Written exercise.
Can you find the lines of the listing that include "JSON" and copy every one?

Excerpts from a figure dataset.
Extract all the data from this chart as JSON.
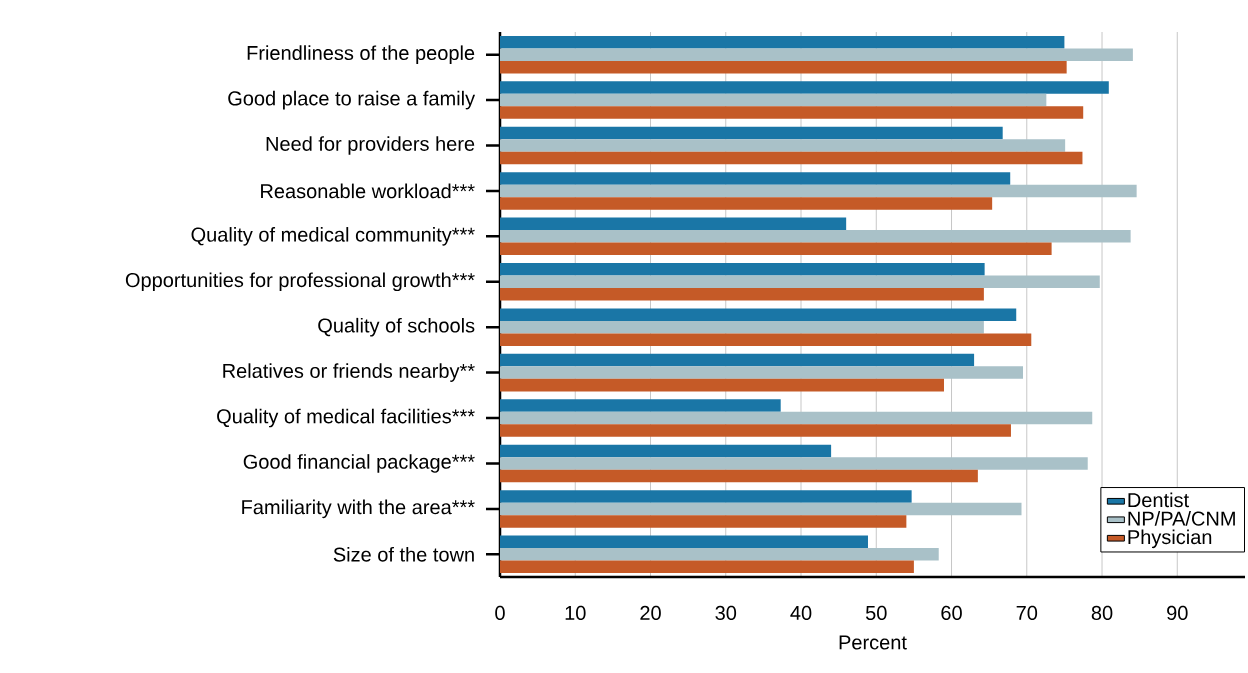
{
  "chart_data": {
    "type": "bar",
    "orientation": "horizontal",
    "xlabel": "Percent",
    "categories": [
      "Friendliness of the people",
      "Good place to raise a family",
      "Need for providers here",
      "Reasonable workload***",
      "Quality of medical community***",
      "Opportunities for professional growth***",
      "Quality of schools",
      "Relatives or friends nearby**",
      "Quality of medical facilities***",
      "Good financial package***",
      "Familiarity with the area***",
      "Size of the town"
    ],
    "series": [
      {
        "name": "Dentist",
        "color": "#1a76a6",
        "values": [
          75.0,
          80.9,
          66.8,
          67.8,
          46.0,
          64.4,
          68.6,
          63.0,
          37.3,
          44.0,
          54.7,
          48.9
        ]
      },
      {
        "name": "NP/PA/CNM",
        "color": "#a9c1c8",
        "values": [
          84.1,
          72.6,
          75.1,
          84.6,
          83.8,
          79.7,
          64.3,
          69.5,
          78.7,
          78.1,
          69.3,
          58.3
        ]
      },
      {
        "name": "Physician",
        "color": "#c55a27",
        "values": [
          75.3,
          77.5,
          77.4,
          65.4,
          73.3,
          64.3,
          70.6,
          59.0,
          67.9,
          63.5,
          54.0,
          55.0
        ]
      }
    ],
    "xlim": [
      0,
      99
    ],
    "xticks": [
      0,
      10,
      20,
      30,
      40,
      50,
      60,
      70,
      80,
      90
    ],
    "grid": "x",
    "legend": "bottom right"
  }
}
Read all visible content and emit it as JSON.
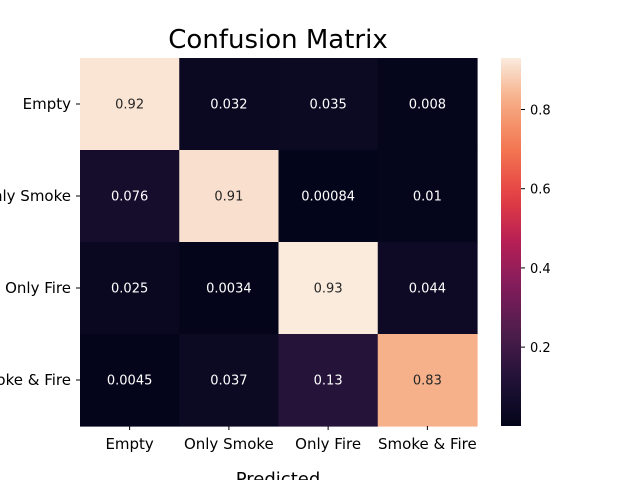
{
  "chart_data": {
    "type": "heatmap",
    "title": "Confusion Matrix",
    "xlabel": "Predicted",
    "ylabel": "",
    "row_labels": [
      "Empty",
      "Only Smoke",
      "Only Fire",
      "Smoke & Fire"
    ],
    "col_labels": [
      "Empty",
      "Only Smoke",
      "Only Fire",
      "Smoke & Fire"
    ],
    "values": [
      [
        0.92,
        0.032,
        0.035,
        0.008
      ],
      [
        0.076,
        0.91,
        0.00084,
        0.01
      ],
      [
        0.025,
        0.0034,
        0.93,
        0.044
      ],
      [
        0.0045,
        0.037,
        0.13,
        0.83
      ]
    ],
    "cell_labels": [
      [
        "0.92",
        "0.032",
        "0.035",
        "0.008"
      ],
      [
        "0.076",
        "0.91",
        "0.00084",
        "0.01"
      ],
      [
        "0.025",
        "0.0034",
        "0.93",
        "0.044"
      ],
      [
        "0.0045",
        "0.037",
        "0.13",
        "0.83"
      ]
    ],
    "colorbar": {
      "min": 0.00084,
      "max": 0.93,
      "ticks": [
        "0.2",
        "0.4",
        "0.6",
        "0.8"
      ],
      "colormap": "rocket"
    },
    "grid": false
  }
}
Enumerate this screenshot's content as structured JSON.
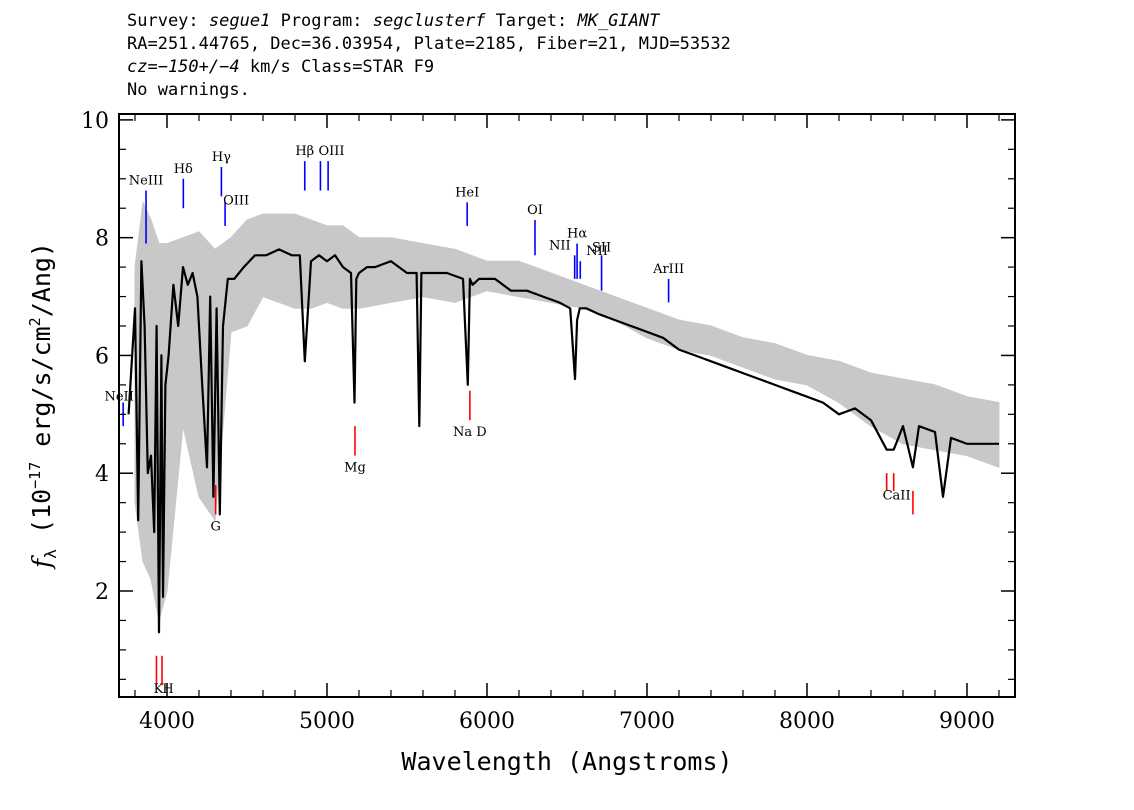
{
  "header": {
    "line1": {
      "survey_label": "Survey:",
      "survey": "segue1",
      "program_label": "Program:",
      "program": "segclusterf",
      "target_label": "Target:",
      "target": "MK_GIANT"
    },
    "line2": "RA=251.44765, Dec=36.03954, Plate=2185, Fiber=21, MJD=53532",
    "line3": {
      "cz": "cz=−150+/−4",
      "rest": "km/s Class=STAR F9"
    },
    "line4": "No warnings."
  },
  "chart_data": {
    "type": "line",
    "xlabel": "Wavelength (Angstroms)",
    "ylabel_prefix": "f",
    "ylabel_sub": "λ",
    "ylabel_rest": " (10",
    "ylabel_exp": "−17",
    "ylabel_units": " erg/s/cm",
    "ylabel_exp2": "2",
    "ylabel_tail": "/Ang)",
    "xlim": [
      3700,
      9300
    ],
    "ylim": [
      0.2,
      10.1
    ],
    "xticks": [
      4000,
      5000,
      6000,
      7000,
      8000,
      9000
    ],
    "xtick_labels": [
      "4000",
      "5000",
      "6000",
      "7000",
      "8000",
      "9000"
    ],
    "yticks": [
      2,
      4,
      6,
      8,
      10
    ],
    "ytick_labels": [
      "2",
      "4",
      "6",
      "8",
      "10"
    ],
    "colors": {
      "flux": "#000000",
      "error_band": "#c8c8c8",
      "emission": "#0000ff",
      "absorption": "#ff0000"
    },
    "series": [
      {
        "style": "gray error envelope",
        "x": [
          3800,
          3850,
          3900,
          3950,
          4000,
          4100,
          4200,
          4300,
          4400,
          4500,
          4600,
          4700,
          4800,
          4900,
          5000,
          5100,
          5200,
          5400,
          5600,
          5800,
          6000,
          6200,
          6400,
          6600,
          6800,
          7000,
          7200,
          7400,
          7600,
          7800,
          8000,
          8200,
          8400,
          8600,
          8800,
          9000,
          9200
        ],
        "upper": [
          7.5,
          8.6,
          8.3,
          7.9,
          7.9,
          8.0,
          8.1,
          7.8,
          8.0,
          8.3,
          8.4,
          8.4,
          8.4,
          8.3,
          8.2,
          8.2,
          8.0,
          8.0,
          7.9,
          7.8,
          7.6,
          7.6,
          7.4,
          7.2,
          7.0,
          6.8,
          6.6,
          6.5,
          6.3,
          6.2,
          6.0,
          5.9,
          5.7,
          5.6,
          5.5,
          5.3,
          5.2
        ],
        "lower": [
          3.5,
          2.5,
          2.2,
          1.5,
          2.0,
          4.8,
          3.6,
          3.2,
          6.4,
          6.5,
          7.0,
          6.9,
          6.8,
          6.8,
          6.9,
          6.8,
          6.8,
          6.9,
          7.0,
          6.9,
          7.1,
          7.0,
          6.9,
          6.8,
          6.6,
          6.3,
          6.1,
          6.0,
          5.8,
          5.6,
          5.5,
          5.2,
          4.8,
          4.5,
          4.4,
          4.3,
          4.1
        ]
      },
      {
        "style": "black flux",
        "x": [
          3760,
          3800,
          3820,
          3840,
          3860,
          3880,
          3900,
          3920,
          3935,
          3950,
          3965,
          3975,
          3990,
          4010,
          4040,
          4070,
          4100,
          4130,
          4160,
          4190,
          4220,
          4250,
          4270,
          4290,
          4310,
          4330,
          4350,
          4380,
          4420,
          4480,
          4550,
          4620,
          4700,
          4780,
          4830,
          4861,
          4900,
          4950,
          5000,
          5050,
          5100,
          5150,
          5172,
          5183,
          5200,
          5250,
          5300,
          5400,
          5500,
          5560,
          5577,
          5590,
          5650,
          5750,
          5850,
          5880,
          5893,
          5910,
          5950,
          6050,
          6150,
          6250,
          6350,
          6450,
          6520,
          6550,
          6563,
          6580,
          6620,
          6700,
          6800,
          6900,
          7000,
          7100,
          7200,
          7300,
          7400,
          7500,
          7600,
          7700,
          7800,
          7900,
          8000,
          8100,
          8200,
          8300,
          8400,
          8498,
          8542,
          8600,
          8662,
          8700,
          8800,
          8850,
          8900,
          9000,
          9100,
          9200
        ],
        "y": [
          5.0,
          6.8,
          3.2,
          7.6,
          6.5,
          4.0,
          4.3,
          3.0,
          6.5,
          1.3,
          6.0,
          1.9,
          5.5,
          6.0,
          7.2,
          6.5,
          7.5,
          7.2,
          7.4,
          7.0,
          5.5,
          4.1,
          7.0,
          3.6,
          6.8,
          3.3,
          6.5,
          7.3,
          7.3,
          7.5,
          7.7,
          7.7,
          7.8,
          7.7,
          7.7,
          5.9,
          7.6,
          7.7,
          7.6,
          7.7,
          7.5,
          7.4,
          5.2,
          7.3,
          7.4,
          7.5,
          7.5,
          7.6,
          7.4,
          7.4,
          4.8,
          7.4,
          7.4,
          7.4,
          7.3,
          5.5,
          7.3,
          7.2,
          7.3,
          7.3,
          7.1,
          7.1,
          7.0,
          6.9,
          6.8,
          5.6,
          6.6,
          6.8,
          6.8,
          6.7,
          6.6,
          6.5,
          6.4,
          6.3,
          6.1,
          6.0,
          5.9,
          5.8,
          5.7,
          5.6,
          5.5,
          5.4,
          5.3,
          5.2,
          5.0,
          5.1,
          4.9,
          4.4,
          4.4,
          4.8,
          4.1,
          4.8,
          4.7,
          3.6,
          4.6,
          4.5,
          4.5,
          4.5
        ]
      }
    ],
    "line_labels": [
      {
        "text": "NeIII",
        "x": 3869,
        "kind": "emission",
        "y0": 7.9,
        "y1": 8.8
      },
      {
        "text": "Hδ",
        "x": 4102,
        "kind": "emission",
        "y0": 8.5,
        "y1": 9.0
      },
      {
        "text": "Hγ",
        "x": 4340,
        "kind": "emission",
        "y0": 8.7,
        "y1": 9.2
      },
      {
        "text": "OIII",
        "x": 4363,
        "kind": "emission",
        "y0": 8.2,
        "y1": 8.6
      },
      {
        "text": "Hβ",
        "x": 4861,
        "kind": "emission",
        "y0": 8.8,
        "y1": 9.3
      },
      {
        "text": "OIII",
        "x": 4959,
        "kind": "emission",
        "y0": 8.8,
        "y1": 9.3
      },
      {
        "text": "OIII",
        "x": 5007,
        "kind": "emission",
        "y0": 8.8,
        "y1": 9.3
      },
      {
        "text": "HeI",
        "x": 5876,
        "kind": "emission",
        "y0": 8.2,
        "y1": 8.6
      },
      {
        "text": "OI",
        "x": 6300,
        "kind": "emission",
        "y0": 7.7,
        "y1": 8.3
      },
      {
        "text": "NII",
        "x": 6548,
        "kind": "emission",
        "y0": 7.3,
        "y1": 7.7
      },
      {
        "text": "Hα",
        "x": 6563,
        "kind": "emission",
        "y0": 7.3,
        "y1": 7.9
      },
      {
        "text": "NII",
        "x": 6583,
        "kind": "emission",
        "y0": 7.3,
        "y1": 7.6
      },
      {
        "text": "SII",
        "x": 6716,
        "kind": "emission",
        "y0": 7.1,
        "y1": 7.7
      },
      {
        "text": "ArIII",
        "x": 7135,
        "kind": "emission",
        "y0": 6.9,
        "y1": 7.3
      },
      {
        "text": "NeII",
        "x": 3726,
        "kind": "emission",
        "y0": 4.8,
        "y1": 5.2
      },
      {
        "text": "K",
        "x": 3934,
        "kind": "absorption",
        "y0": 0.4,
        "y1": 0.9
      },
      {
        "text": "H",
        "x": 3969,
        "kind": "absorption",
        "y0": 0.4,
        "y1": 0.9
      },
      {
        "text": "G",
        "x": 4304,
        "kind": "absorption",
        "y0": 3.3,
        "y1": 3.8
      },
      {
        "text": "Mg",
        "x": 5175,
        "kind": "absorption",
        "y0": 4.3,
        "y1": 4.8
      },
      {
        "text": "Na D",
        "x": 5893,
        "kind": "absorption",
        "y0": 4.9,
        "y1": 5.4
      },
      {
        "text": "CaII",
        "x": 8498,
        "kind": "absorption",
        "y0": 3.7,
        "y1": 4.0
      },
      {
        "text": "CaII",
        "x": 8542,
        "kind": "absorption",
        "y0": 3.7,
        "y1": 4.0
      },
      {
        "text": "CaII",
        "x": 8662,
        "kind": "absorption",
        "y0": 3.3,
        "y1": 3.7
      }
    ]
  }
}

Exercise output.
Extract all the data from this chart as JSON.
Read all visible content and emit it as JSON.
Enumerate this screenshot's content as structured JSON.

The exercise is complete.